--- INFORMATION SUPPLIED ---

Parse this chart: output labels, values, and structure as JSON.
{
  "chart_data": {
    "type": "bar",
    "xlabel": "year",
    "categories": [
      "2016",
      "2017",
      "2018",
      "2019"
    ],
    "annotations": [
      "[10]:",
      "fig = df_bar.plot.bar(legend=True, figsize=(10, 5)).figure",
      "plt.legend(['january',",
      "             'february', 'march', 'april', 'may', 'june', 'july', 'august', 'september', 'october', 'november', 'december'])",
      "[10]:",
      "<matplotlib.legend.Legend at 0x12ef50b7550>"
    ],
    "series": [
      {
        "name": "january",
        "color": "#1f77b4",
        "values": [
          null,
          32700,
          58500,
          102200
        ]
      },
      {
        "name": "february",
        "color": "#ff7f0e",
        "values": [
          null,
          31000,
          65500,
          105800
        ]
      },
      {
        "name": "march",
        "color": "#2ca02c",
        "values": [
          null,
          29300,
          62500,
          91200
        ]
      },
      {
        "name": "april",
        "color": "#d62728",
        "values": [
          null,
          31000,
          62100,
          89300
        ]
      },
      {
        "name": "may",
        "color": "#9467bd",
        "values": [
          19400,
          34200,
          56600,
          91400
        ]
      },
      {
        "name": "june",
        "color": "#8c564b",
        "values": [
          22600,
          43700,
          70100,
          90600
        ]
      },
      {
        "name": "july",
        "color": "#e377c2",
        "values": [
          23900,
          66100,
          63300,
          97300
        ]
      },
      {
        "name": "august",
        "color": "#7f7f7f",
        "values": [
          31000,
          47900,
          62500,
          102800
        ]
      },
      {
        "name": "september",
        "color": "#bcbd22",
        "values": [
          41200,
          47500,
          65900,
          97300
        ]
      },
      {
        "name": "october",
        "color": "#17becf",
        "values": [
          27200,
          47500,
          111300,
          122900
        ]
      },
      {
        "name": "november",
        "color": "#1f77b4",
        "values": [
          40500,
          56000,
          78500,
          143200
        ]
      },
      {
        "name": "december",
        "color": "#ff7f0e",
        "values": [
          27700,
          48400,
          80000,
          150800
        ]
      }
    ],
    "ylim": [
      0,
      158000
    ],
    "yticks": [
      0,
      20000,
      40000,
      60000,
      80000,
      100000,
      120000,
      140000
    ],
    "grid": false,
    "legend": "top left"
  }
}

---

- TASK DESCRIPTION
Write every record out again, unaltered.

- EXERCISE OUTPUT
Parse this chart: output labels, values, and structure as JSON.
{
  "chart_data": {
    "type": "bar",
    "xlabel": "year",
    "categories": [
      "2016",
      "2017",
      "2018",
      "2019"
    ],
    "annotations": [
      "[10]:",
      "fig = df_bar.plot.bar(legend=True, figsize=(10, 5)).figure",
      "plt.legend(['january',",
      "             'february', 'march', 'april', 'may', 'june', 'july', 'august', 'september', 'october', 'november', 'december'])",
      "[10]:",
      "<matplotlib.legend.Legend at 0x12ef50b7550>"
    ],
    "series": [
      {
        "name": "january",
        "color": "#1f77b4",
        "values": [
          null,
          32700,
          58500,
          102200
        ]
      },
      {
        "name": "february",
        "color": "#ff7f0e",
        "values": [
          null,
          31000,
          65500,
          105800
        ]
      },
      {
        "name": "march",
        "color": "#2ca02c",
        "values": [
          null,
          29300,
          62500,
          91200
        ]
      },
      {
        "name": "april",
        "color": "#d62728",
        "values": [
          null,
          31000,
          62100,
          89300
        ]
      },
      {
        "name": "may",
        "color": "#9467bd",
        "values": [
          19400,
          34200,
          56600,
          91400
        ]
      },
      {
        "name": "june",
        "color": "#8c564b",
        "values": [
          22600,
          43700,
          70100,
          90600
        ]
      },
      {
        "name": "july",
        "color": "#e377c2",
        "values": [
          23900,
          66100,
          63300,
          97300
        ]
      },
      {
        "name": "august",
        "color": "#7f7f7f",
        "values": [
          31000,
          47900,
          62500,
          102800
        ]
      },
      {
        "name": "september",
        "color": "#bcbd22",
        "values": [
          41200,
          47500,
          65900,
          97300
        ]
      },
      {
        "name": "october",
        "color": "#17becf",
        "values": [
          27200,
          47500,
          111300,
          122900
        ]
      },
      {
        "name": "november",
        "color": "#1f77b4",
        "values": [
          40500,
          56000,
          78500,
          143200
        ]
      },
      {
        "name": "december",
        "color": "#ff7f0e",
        "values": [
          27700,
          48400,
          80000,
          150800
        ]
      }
    ],
    "ylim": [
      0,
      158000
    ],
    "yticks": [
      0,
      20000,
      40000,
      60000,
      80000,
      100000,
      120000,
      140000
    ],
    "grid": false,
    "legend": "top left"
  }
}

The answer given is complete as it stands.